__Your instructions__
Look over the lines below. Report each one that includes the string "εἶναι".

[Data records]
────────

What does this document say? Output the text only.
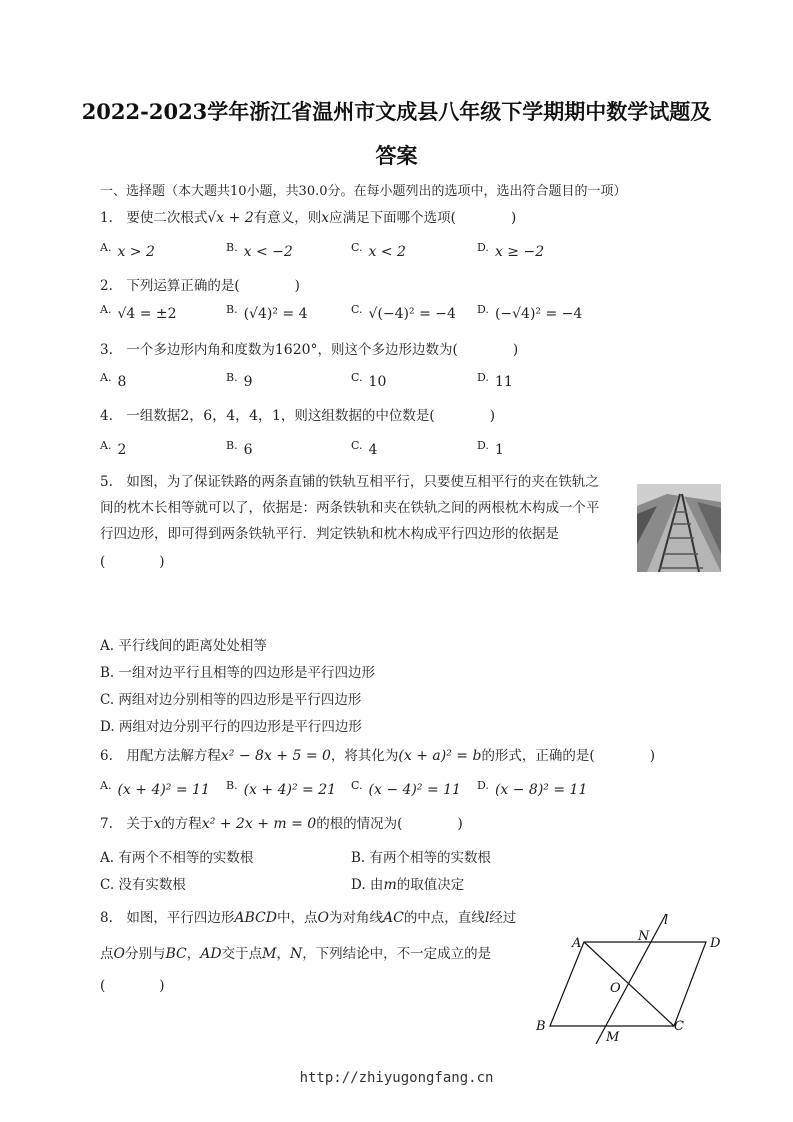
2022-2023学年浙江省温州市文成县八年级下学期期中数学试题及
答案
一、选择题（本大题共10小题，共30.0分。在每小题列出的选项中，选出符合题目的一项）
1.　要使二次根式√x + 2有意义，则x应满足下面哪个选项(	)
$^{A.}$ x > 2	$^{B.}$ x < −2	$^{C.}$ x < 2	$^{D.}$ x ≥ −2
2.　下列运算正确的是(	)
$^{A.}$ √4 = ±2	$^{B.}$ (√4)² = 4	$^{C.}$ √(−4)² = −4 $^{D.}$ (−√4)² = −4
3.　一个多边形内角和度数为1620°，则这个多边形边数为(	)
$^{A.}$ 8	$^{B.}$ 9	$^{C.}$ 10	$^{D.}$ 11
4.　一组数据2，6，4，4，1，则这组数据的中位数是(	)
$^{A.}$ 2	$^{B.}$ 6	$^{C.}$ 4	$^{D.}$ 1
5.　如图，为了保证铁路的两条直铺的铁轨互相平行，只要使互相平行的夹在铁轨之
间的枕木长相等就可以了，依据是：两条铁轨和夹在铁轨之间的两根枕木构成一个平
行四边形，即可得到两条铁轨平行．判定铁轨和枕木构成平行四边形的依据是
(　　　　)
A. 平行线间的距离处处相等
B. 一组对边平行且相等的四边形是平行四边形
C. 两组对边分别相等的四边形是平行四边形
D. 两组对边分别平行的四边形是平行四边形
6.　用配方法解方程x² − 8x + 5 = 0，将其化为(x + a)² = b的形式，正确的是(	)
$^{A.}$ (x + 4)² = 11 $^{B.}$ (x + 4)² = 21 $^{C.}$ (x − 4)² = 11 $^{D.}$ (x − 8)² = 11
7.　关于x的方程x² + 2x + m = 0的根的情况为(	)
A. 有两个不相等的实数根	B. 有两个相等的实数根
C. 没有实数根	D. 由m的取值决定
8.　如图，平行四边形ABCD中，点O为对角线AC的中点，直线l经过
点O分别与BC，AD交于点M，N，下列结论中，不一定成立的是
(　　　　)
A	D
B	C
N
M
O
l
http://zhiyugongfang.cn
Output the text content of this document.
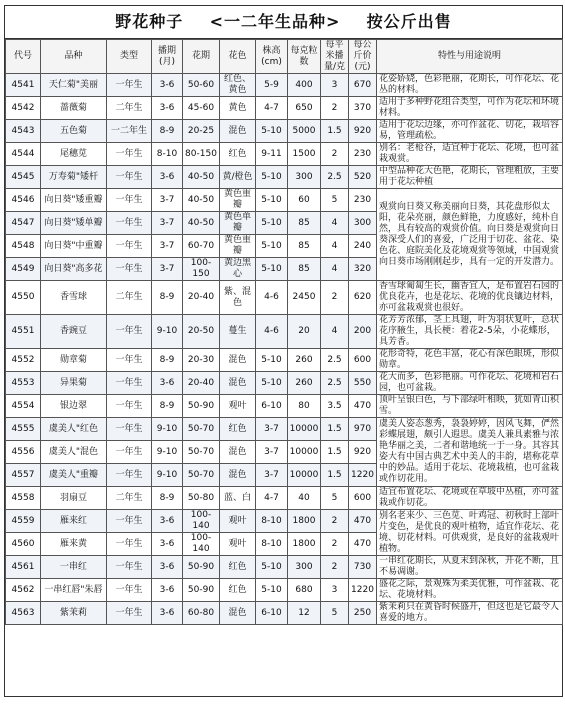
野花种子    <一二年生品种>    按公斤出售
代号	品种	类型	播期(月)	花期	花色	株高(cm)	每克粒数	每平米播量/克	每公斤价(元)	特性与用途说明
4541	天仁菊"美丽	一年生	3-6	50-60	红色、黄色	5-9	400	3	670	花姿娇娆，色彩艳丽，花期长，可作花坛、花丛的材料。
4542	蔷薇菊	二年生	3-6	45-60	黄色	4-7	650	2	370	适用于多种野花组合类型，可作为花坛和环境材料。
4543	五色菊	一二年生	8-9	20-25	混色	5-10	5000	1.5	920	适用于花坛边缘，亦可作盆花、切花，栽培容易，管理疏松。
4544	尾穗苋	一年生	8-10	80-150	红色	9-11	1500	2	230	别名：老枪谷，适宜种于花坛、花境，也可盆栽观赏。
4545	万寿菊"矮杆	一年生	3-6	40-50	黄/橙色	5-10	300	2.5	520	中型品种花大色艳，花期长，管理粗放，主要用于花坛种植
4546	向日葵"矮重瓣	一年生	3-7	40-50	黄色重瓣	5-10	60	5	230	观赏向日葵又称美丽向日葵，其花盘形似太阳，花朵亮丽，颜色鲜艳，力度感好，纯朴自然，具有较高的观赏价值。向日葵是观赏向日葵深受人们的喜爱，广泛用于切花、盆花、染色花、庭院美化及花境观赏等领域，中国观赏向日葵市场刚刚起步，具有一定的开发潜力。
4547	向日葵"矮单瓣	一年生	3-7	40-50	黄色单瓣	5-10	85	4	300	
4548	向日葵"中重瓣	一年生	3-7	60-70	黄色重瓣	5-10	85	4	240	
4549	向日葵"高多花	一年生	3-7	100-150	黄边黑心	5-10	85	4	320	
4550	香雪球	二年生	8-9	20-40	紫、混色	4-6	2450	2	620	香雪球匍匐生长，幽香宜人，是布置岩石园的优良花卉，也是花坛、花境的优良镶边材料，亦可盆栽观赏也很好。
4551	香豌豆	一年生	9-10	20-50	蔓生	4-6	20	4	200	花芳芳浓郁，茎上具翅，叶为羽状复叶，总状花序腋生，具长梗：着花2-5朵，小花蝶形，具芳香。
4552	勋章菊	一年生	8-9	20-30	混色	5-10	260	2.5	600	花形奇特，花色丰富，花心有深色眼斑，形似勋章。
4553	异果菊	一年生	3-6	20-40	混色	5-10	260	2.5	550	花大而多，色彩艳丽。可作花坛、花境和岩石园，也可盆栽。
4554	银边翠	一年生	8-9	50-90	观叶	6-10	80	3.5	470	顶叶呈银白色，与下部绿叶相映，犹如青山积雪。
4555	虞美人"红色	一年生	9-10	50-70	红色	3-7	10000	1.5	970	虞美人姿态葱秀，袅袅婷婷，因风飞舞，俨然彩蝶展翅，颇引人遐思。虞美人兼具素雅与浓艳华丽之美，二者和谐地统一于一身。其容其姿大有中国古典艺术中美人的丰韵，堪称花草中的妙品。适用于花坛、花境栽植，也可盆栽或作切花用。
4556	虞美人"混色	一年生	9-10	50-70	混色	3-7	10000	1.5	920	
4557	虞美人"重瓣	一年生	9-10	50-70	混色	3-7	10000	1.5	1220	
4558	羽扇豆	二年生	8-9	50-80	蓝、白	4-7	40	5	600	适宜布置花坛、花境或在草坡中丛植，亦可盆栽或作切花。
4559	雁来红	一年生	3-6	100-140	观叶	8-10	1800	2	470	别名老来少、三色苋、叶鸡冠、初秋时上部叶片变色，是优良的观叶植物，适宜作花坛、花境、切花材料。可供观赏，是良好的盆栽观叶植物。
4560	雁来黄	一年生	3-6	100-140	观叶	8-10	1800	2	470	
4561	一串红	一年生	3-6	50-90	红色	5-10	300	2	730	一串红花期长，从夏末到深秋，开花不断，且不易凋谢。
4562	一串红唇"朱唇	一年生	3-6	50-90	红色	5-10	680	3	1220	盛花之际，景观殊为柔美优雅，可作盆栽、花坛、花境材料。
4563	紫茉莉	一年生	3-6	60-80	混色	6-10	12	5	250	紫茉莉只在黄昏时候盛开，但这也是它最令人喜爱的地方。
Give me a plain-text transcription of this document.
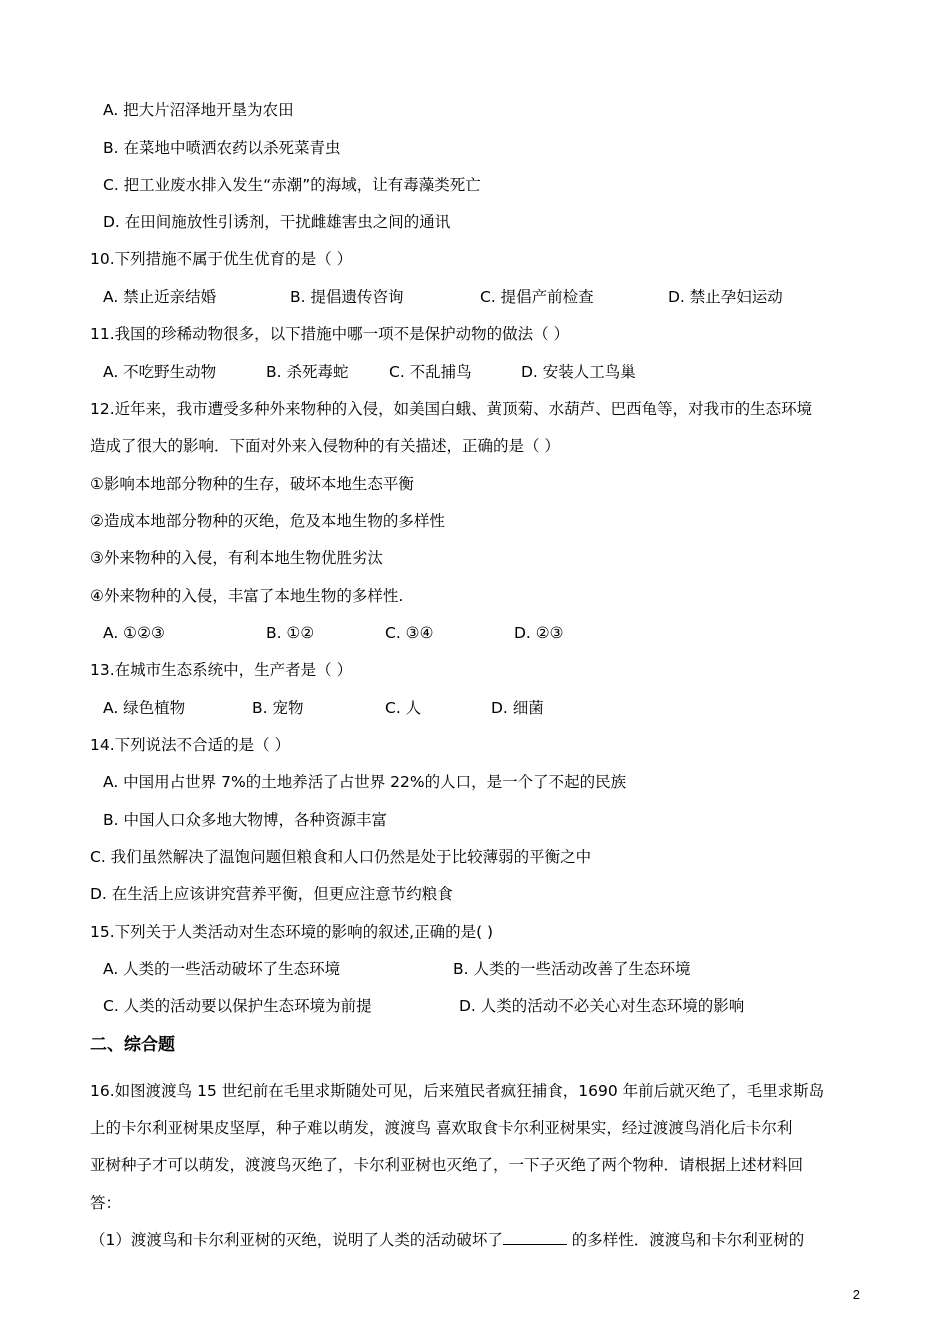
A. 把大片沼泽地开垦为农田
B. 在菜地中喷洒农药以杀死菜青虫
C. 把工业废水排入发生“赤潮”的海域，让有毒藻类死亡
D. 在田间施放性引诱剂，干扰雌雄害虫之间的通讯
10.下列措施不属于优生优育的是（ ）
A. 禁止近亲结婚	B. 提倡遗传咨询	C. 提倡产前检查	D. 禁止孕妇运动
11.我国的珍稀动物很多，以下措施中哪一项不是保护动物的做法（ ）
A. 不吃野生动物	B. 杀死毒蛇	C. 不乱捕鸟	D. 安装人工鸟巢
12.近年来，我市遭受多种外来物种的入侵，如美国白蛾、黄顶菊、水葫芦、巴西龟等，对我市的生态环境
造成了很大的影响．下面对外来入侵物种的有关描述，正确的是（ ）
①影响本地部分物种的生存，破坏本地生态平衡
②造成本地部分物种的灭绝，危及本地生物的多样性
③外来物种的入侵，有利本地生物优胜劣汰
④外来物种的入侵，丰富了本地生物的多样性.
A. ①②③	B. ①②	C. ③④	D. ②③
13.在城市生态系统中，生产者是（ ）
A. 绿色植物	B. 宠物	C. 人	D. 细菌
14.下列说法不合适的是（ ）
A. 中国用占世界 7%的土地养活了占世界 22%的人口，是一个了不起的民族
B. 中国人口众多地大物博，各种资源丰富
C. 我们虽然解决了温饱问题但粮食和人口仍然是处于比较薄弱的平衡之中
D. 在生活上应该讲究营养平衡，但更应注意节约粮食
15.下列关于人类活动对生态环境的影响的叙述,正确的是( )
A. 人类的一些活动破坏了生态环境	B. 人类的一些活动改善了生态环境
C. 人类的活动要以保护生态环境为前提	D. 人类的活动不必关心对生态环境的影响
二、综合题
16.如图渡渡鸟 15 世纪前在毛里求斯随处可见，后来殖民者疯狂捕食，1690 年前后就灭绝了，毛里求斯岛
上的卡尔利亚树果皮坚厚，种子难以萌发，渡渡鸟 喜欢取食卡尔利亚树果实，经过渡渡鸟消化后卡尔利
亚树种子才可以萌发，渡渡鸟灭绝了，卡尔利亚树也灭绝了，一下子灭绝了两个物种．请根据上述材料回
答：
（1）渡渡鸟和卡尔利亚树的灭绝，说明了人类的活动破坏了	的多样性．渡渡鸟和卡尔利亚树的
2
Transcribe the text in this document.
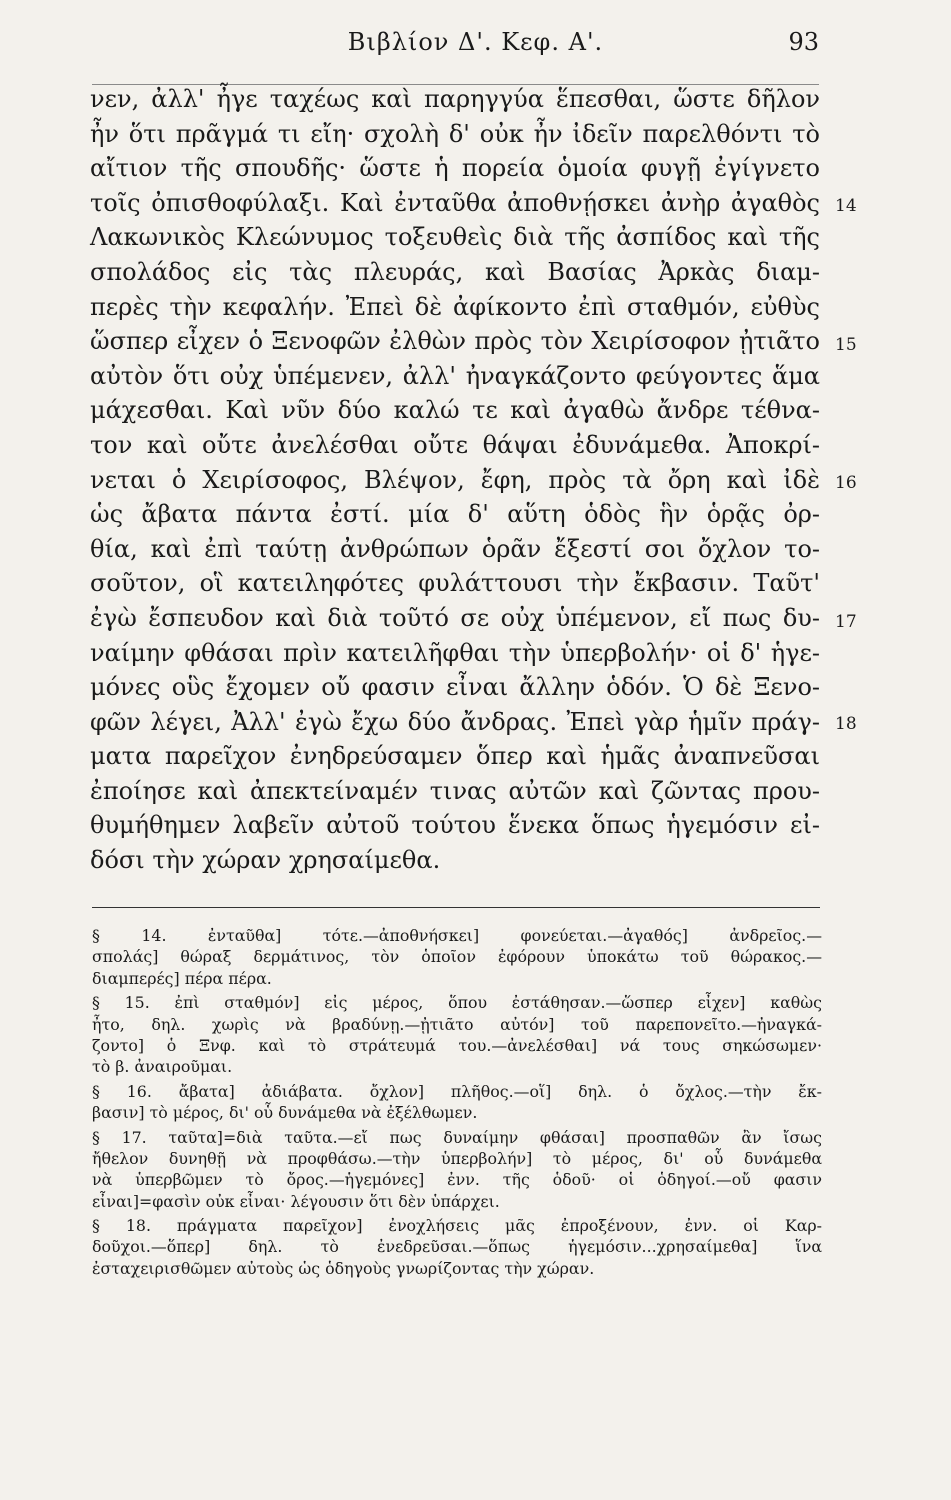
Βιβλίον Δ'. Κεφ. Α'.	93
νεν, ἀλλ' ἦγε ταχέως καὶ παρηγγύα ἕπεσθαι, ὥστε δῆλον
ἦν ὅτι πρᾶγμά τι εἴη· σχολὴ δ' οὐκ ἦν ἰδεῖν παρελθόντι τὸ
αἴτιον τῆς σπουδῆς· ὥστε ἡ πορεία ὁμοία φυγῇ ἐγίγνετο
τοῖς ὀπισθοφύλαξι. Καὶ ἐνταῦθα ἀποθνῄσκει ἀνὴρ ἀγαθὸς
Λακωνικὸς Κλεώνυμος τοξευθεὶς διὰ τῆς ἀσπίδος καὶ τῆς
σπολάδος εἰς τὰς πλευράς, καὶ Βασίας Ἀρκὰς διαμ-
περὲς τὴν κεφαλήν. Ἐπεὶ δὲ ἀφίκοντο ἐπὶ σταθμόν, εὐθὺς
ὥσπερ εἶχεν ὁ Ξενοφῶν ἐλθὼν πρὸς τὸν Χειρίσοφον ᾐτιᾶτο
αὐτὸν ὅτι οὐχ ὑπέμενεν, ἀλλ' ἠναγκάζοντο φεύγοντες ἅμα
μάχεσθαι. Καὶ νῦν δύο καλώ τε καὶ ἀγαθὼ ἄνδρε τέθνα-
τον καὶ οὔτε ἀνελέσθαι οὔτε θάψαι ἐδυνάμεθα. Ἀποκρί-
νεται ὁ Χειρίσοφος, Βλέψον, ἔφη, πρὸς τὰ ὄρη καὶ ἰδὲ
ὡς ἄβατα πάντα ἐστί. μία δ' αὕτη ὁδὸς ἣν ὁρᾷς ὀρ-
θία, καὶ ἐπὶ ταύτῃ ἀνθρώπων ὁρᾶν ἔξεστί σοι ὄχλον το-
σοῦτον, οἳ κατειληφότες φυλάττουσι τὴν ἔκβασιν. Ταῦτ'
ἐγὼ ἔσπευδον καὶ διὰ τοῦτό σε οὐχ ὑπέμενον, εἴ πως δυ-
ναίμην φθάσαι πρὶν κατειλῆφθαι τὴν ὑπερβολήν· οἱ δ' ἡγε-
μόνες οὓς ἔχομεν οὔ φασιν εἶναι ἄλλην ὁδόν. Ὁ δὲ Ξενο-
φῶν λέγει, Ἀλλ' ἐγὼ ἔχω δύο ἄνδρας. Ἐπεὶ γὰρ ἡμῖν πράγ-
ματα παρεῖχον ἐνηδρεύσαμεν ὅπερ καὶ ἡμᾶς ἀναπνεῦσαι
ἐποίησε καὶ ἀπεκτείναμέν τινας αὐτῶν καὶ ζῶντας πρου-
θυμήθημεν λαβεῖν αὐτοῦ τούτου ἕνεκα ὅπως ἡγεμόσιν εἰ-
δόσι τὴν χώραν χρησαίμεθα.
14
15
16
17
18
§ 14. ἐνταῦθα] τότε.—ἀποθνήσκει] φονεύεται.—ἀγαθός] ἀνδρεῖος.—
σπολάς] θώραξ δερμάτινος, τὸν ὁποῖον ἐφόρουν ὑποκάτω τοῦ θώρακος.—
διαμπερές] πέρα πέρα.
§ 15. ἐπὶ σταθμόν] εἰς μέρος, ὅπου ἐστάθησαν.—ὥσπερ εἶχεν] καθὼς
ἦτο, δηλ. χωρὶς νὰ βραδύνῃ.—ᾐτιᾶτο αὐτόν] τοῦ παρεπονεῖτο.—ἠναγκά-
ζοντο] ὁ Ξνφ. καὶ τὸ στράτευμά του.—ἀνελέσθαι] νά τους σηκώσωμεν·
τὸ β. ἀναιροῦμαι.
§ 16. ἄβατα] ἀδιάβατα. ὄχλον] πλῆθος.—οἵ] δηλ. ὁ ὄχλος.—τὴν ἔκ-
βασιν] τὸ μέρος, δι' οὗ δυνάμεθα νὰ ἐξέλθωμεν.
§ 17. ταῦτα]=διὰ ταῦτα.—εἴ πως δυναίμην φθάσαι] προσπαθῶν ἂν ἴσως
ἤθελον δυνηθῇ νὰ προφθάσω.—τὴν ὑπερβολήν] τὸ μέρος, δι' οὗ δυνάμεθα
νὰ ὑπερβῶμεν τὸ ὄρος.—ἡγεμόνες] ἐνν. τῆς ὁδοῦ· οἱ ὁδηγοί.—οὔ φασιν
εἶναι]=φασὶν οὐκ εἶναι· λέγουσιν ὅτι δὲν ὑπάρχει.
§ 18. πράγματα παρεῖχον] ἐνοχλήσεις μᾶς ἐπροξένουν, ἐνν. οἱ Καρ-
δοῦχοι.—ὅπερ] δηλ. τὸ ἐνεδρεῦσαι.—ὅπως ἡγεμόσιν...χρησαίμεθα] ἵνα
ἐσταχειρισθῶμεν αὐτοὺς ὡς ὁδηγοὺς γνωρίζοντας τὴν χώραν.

────────

__The reply__
μόνες οὓς ἔχομεν οὔ φασιν εἶναι ἄλλην ὁδόν. Ὁ δὲ Ξενο-
εἶναι]=φασὶν οὐκ εἶναι· λέγουσιν ὅτι δὲν ὑπάρχει.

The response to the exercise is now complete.